**EXERCISE DIRECTIONS:** Reproduce the records below exactly as given.

**DATA SUPPLIED:**
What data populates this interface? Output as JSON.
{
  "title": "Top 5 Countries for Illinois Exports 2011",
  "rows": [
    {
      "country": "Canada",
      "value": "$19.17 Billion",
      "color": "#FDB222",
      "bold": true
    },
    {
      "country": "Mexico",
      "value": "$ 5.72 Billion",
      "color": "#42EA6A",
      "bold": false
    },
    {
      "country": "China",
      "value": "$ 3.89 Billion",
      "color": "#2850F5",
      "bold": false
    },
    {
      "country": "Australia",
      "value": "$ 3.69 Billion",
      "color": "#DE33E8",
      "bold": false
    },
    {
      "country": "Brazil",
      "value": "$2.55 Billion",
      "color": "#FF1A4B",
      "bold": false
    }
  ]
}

**ANSWER TO THIS TASK:**
What data populates this interface? Output as JSON.
{
  "title": "Top 5 Countries for Illinois Exports 2011",
  "rows": [
    {
      "country": "Canada",
      "value": "$19.17 Billion",
      "color": "#FDB222",
      "bold": true
    },
    {
      "country": "Mexico",
      "value": "$ 5.72 Billion",
      "color": "#42EA6A",
      "bold": false
    },
    {
      "country": "China",
      "value": "$ 3.89 Billion",
      "color": "#2850F5",
      "bold": false
    },
    {
      "country": "Australia",
      "value": "$ 3.69 Billion",
      "color": "#DE33E8",
      "bold": false
    },
    {
      "country": "Brazil",
      "value": "$2.55 Billion",
      "color": "#FF1A4B",
      "bold": false
    }
  ]
}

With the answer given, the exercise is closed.